GIVEN RECORDS.
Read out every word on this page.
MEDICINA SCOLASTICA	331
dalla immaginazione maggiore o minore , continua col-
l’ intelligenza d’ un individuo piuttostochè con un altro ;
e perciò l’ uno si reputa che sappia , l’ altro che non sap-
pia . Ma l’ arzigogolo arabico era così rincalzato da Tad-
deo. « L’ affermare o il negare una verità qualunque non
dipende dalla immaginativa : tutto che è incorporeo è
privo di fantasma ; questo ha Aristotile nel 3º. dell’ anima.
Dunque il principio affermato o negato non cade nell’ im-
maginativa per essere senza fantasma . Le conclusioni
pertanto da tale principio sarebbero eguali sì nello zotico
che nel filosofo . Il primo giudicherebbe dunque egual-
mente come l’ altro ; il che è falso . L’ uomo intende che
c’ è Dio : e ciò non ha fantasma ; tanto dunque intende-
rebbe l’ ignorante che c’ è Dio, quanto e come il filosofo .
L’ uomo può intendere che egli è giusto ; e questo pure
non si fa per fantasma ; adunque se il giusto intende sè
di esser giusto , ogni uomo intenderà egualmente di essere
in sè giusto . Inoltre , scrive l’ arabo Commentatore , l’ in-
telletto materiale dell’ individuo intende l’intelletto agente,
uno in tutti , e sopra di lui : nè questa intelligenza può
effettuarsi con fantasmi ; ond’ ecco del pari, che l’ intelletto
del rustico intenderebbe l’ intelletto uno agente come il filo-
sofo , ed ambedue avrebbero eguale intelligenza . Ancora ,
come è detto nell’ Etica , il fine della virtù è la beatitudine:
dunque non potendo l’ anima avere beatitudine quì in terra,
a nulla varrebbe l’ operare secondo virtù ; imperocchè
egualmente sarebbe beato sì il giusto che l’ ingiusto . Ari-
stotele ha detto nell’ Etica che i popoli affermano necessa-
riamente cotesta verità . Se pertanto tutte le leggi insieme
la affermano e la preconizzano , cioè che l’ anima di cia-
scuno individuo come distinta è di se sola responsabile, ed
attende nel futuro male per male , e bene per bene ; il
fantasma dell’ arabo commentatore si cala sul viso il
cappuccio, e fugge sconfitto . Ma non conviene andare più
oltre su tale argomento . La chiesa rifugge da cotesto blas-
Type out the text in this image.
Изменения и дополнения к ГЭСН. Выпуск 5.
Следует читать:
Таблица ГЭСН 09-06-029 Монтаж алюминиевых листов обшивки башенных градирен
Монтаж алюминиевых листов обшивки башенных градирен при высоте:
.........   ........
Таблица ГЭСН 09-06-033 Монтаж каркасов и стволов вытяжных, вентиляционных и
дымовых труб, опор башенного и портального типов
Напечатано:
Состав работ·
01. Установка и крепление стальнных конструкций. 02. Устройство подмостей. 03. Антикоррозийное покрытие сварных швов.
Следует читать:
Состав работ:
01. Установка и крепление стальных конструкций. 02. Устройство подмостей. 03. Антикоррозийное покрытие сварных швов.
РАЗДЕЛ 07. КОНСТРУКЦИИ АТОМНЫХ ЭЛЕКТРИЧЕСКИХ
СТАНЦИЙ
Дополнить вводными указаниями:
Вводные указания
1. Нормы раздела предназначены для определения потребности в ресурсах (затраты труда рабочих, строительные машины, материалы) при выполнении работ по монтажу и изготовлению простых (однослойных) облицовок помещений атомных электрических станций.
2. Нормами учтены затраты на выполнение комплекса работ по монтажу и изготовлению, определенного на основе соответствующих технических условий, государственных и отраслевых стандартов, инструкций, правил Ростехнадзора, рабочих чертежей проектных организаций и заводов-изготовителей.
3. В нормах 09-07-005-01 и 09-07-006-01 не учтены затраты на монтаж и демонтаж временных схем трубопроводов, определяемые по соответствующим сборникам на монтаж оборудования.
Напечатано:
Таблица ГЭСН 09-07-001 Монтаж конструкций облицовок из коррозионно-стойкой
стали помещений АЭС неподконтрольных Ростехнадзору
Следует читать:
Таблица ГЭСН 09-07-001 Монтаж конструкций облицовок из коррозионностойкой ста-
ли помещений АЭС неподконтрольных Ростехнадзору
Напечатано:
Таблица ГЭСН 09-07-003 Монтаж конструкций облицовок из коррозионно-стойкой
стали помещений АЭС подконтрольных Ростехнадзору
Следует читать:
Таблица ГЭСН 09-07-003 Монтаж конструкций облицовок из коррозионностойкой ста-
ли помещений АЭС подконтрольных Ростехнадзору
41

YOUR INSTRUCTIONS. Every line of the material must be returned exactly as it appears.

TASK RESULT.
Read out every word on this page.
MEDICINA SCOLASTICA	331
dalla immaginazione maggiore o minore , continua col-
l’ intelligenza d’ un individuo piuttostochè con un altro ;
e perciò l’ uno si reputa che sappia , l’ altro che non sap-
pia . Ma l’ arzigogolo arabico era così rincalzato da Tad-
deo. « L’ affermare o il negare una verità qualunque non
dipende dalla immaginativa : tutto che è incorporeo è
privo di fantasma ; questo ha Aristotile nel 3º. dell’ anima.
Dunque il principio affermato o negato non cade nell’ im-
maginativa per essere senza fantasma . Le conclusioni
pertanto da tale principio sarebbero eguali sì nello zotico
che nel filosofo . Il primo giudicherebbe dunque egual-
mente come l’ altro ; il che è falso . L’ uomo intende che
c’ è Dio : e ciò non ha fantasma ; tanto dunque intende-
rebbe l’ ignorante che c’ è Dio, quanto e come il filosofo .
L’ uomo può intendere che egli è giusto ; e questo pure
non si fa per fantasma ; adunque se il giusto intende sè
di esser giusto , ogni uomo intenderà egualmente di essere
in sè giusto . Inoltre , scrive l’ arabo Commentatore , l’ in-
telletto materiale dell’ individuo intende l’intelletto agente,
uno in tutti , e sopra di lui : nè questa intelligenza può
effettuarsi con fantasmi ; ond’ ecco del pari, che l’ intelletto
del rustico intenderebbe l’ intelletto uno agente come il filo-
sofo , ed ambedue avrebbero eguale intelligenza . Ancora ,
come è detto nell’ Etica , il fine della virtù è la beatitudine:
dunque non potendo l’ anima avere beatitudine quì in terra,
a nulla varrebbe l’ operare secondo virtù ; imperocchè
egualmente sarebbe beato sì il giusto che l’ ingiusto . Ari-
stotele ha detto nell’ Etica che i popoli affermano necessa-
riamente cotesta verità . Se pertanto tutte le leggi insieme
la affermano e la preconizzano , cioè che l’ anima di cia-
scuno individuo come distinta è di se sola responsabile, ed
attende nel futuro male per male , e bene per bene ; il
fantasma dell’ arabo commentatore si cala sul viso il
cappuccio, e fugge sconfitto . Ma non conviene andare più
oltre su tale argomento . La chiesa rifugge da cotesto blas-
Type out the text in this image.
Изменения и дополнения к ГЭСН. Выпуск 5.
Следует читать:
Таблица ГЭСН 09-06-029 Монтаж алюминиевых листов обшивки башенных градирен
Монтаж алюминиевых листов обшивки башенных градирен при высоте:
.........   ........
Таблица ГЭСН 09-06-033 Монтаж каркасов и стволов вытяжных, вентиляционных и
дымовых труб, опор башенного и портального типов
Напечатано:
Состав работ·
01. Установка и крепление стальнных конструкций. 02. Устройство подмостей. 03. Антикоррозийное покрытие сварных швов.
Следует читать:
Состав работ:
01. Установка и крепление стальных конструкций. 02. Устройство подмостей. 03. Антикоррозийное покрытие сварных швов.
РАЗДЕЛ 07. КОНСТРУКЦИИ АТОМНЫХ ЭЛЕКТРИЧЕСКИХ
СТАНЦИЙ
Дополнить вводными указаниями:
Вводные указания
1. Нормы раздела предназначены для определения потребности в ресурсах (затраты труда рабочих, строительные машины, материалы) при выполнении работ по монтажу и изготовлению простых (однослойных) облицовок помещений атомных электрических станций.
2. Нормами учтены затраты на выполнение комплекса работ по монтажу и изготовлению, определенного на основе соответствующих технических условий, государственных и отраслевых стандартов, инструкций, правил Ростехнадзора, рабочих чертежей проектных организаций и заводов-изготовителей.
3. В нормах 09-07-005-01 и 09-07-006-01 не учтены затраты на монтаж и демонтаж временных схем трубопроводов, определяемые по соответствующим сборникам на монтаж оборудования.
Напечатано:
Таблица ГЭСН 09-07-001 Монтаж конструкций облицовок из коррозионно-стойкой
стали помещений АЭС неподконтрольных Ростехнадзору
Следует читать:
Таблица ГЭСН 09-07-001 Монтаж конструкций облицовок из коррозионностойкой ста-
ли помещений АЭС неподконтрольных Ростехнадзору
Напечатано:
Таблица ГЭСН 09-07-003 Монтаж конструкций облицовок из коррозионно-стойкой
стали помещений АЭС подконтрольных Ростехнадзору
Следует читать:
Таблица ГЭСН 09-07-003 Монтаж конструкций облицовок из коррозионностойкой ста-
ли помещений АЭС подконтрольных Ростехнадзору
41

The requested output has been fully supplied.